> **TASK PROMPT**: Return the full listing exactly as it is written.

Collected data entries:
------------------------------
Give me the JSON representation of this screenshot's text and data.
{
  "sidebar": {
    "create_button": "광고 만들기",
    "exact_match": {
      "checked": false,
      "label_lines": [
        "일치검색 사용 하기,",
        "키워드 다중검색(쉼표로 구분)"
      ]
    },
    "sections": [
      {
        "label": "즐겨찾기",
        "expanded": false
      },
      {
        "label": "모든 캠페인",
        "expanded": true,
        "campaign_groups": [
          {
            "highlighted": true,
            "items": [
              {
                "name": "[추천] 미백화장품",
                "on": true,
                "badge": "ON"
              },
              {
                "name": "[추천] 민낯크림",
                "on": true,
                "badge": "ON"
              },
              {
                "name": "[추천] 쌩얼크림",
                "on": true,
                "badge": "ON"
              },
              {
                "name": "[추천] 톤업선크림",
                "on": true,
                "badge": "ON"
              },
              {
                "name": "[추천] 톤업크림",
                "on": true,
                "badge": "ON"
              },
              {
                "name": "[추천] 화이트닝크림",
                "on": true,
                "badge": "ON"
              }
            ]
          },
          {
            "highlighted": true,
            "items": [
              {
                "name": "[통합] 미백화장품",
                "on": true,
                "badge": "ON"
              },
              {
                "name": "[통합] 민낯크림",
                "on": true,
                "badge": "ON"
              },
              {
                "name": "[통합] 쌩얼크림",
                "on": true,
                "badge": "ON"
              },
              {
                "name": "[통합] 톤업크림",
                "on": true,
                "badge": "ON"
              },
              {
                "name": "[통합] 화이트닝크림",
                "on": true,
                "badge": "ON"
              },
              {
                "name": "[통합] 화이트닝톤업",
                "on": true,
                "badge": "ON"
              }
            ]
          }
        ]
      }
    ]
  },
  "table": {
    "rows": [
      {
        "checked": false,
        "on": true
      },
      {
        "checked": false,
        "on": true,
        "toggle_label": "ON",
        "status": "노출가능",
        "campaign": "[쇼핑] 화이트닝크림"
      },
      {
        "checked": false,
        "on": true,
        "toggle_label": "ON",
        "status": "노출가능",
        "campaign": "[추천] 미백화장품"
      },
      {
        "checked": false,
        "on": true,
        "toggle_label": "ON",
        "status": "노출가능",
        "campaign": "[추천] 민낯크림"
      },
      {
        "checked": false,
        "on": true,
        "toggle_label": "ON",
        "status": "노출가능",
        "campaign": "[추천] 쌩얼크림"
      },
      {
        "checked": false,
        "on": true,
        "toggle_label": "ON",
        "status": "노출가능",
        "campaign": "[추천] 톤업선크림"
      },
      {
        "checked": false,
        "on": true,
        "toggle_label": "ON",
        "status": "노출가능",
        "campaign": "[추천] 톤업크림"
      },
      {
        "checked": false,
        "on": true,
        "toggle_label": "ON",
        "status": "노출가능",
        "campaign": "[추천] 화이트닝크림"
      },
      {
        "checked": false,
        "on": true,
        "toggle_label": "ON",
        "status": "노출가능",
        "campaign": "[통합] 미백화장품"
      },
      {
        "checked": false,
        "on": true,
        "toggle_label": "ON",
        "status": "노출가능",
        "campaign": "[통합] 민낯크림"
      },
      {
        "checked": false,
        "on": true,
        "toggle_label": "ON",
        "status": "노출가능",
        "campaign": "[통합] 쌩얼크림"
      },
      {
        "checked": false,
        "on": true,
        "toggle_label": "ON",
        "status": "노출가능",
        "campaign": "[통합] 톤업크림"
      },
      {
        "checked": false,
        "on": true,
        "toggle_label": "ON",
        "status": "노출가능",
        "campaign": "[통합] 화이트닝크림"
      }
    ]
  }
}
------------------------------
> **EXERCISE OUTPUT**:
Give me the JSON representation of this screenshot's text and data.
{
  "sidebar": {
    "create_button": "광고 만들기",
    "exact_match": {
      "checked": false,
      "label_lines": [
        "일치검색 사용 하기,",
        "키워드 다중검색(쉼표로 구분)"
      ]
    },
    "sections": [
      {
        "label": "즐겨찾기",
        "expanded": false
      },
      {
        "label": "모든 캠페인",
        "expanded": true,
        "campaign_groups": [
          {
            "highlighted": true,
            "items": [
              {
                "name": "[추천] 미백화장품",
                "on": true,
                "badge": "ON"
              },
              {
                "name": "[추천] 민낯크림",
                "on": true,
                "badge": "ON"
              },
              {
                "name": "[추천] 쌩얼크림",
                "on": true,
                "badge": "ON"
              },
              {
                "name": "[추천] 톤업선크림",
                "on": true,
                "badge": "ON"
              },
              {
                "name": "[추천] 톤업크림",
                "on": true,
                "badge": "ON"
              },
              {
                "name": "[추천] 화이트닝크림",
                "on": true,
                "badge": "ON"
              }
            ]
          },
          {
            "highlighted": true,
            "items": [
              {
                "name": "[통합] 미백화장품",
                "on": true,
                "badge": "ON"
              },
              {
                "name": "[통합] 민낯크림",
                "on": true,
                "badge": "ON"
              },
              {
                "name": "[통합] 쌩얼크림",
                "on": true,
                "badge": "ON"
              },
              {
                "name": "[통합] 톤업크림",
                "on": true,
                "badge": "ON"
              },
              {
                "name": "[통합] 화이트닝크림",
                "on": true,
                "badge": "ON"
              },
              {
                "name": "[통합] 화이트닝톤업",
                "on": true,
                "badge": "ON"
              }
            ]
          }
        ]
      }
    ]
  },
  "table": {
    "rows": [
      {
        "checked": false,
        "on": true
      },
      {
        "checked": false,
        "on": true,
        "toggle_label": "ON",
        "status": "노출가능",
        "campaign": "[쇼핑] 화이트닝크림"
      },
      {
        "checked": false,
        "on": true,
        "toggle_label": "ON",
        "status": "노출가능",
        "campaign": "[추천] 미백화장품"
      },
      {
        "checked": false,
        "on": true,
        "toggle_label": "ON",
        "status": "노출가능",
        "campaign": "[추천] 민낯크림"
      },
      {
        "checked": false,
        "on": true,
        "toggle_label": "ON",
        "status": "노출가능",
        "campaign": "[추천] 쌩얼크림"
      },
      {
        "checked": false,
        "on": true,
        "toggle_label": "ON",
        "status": "노출가능",
        "campaign": "[추천] 톤업선크림"
      },
      {
        "checked": false,
        "on": true,
        "toggle_label": "ON",
        "status": "노출가능",
        "campaign": "[추천] 톤업크림"
      },
      {
        "checked": false,
        "on": true,
        "toggle_label": "ON",
        "status": "노출가능",
        "campaign": "[추천] 화이트닝크림"
      },
      {
        "checked": false,
        "on": true,
        "toggle_label": "ON",
        "status": "노출가능",
        "campaign": "[통합] 미백화장품"
      },
      {
        "checked": false,
        "on": true,
        "toggle_label": "ON",
        "status": "노출가능",
        "campaign": "[통합] 민낯크림"
      },
      {
        "checked": false,
        "on": true,
        "toggle_label": "ON",
        "status": "노출가능",
        "campaign": "[통합] 쌩얼크림"
      },
      {
        "checked": false,
        "on": true,
        "toggle_label": "ON",
        "status": "노출가능",
        "campaign": "[통합] 톤업크림"
      },
      {
        "checked": false,
        "on": true,
        "toggle_label": "ON",
        "status": "노출가능",
        "campaign": "[통합] 화이트닝크림"
      }
    ]
  }
}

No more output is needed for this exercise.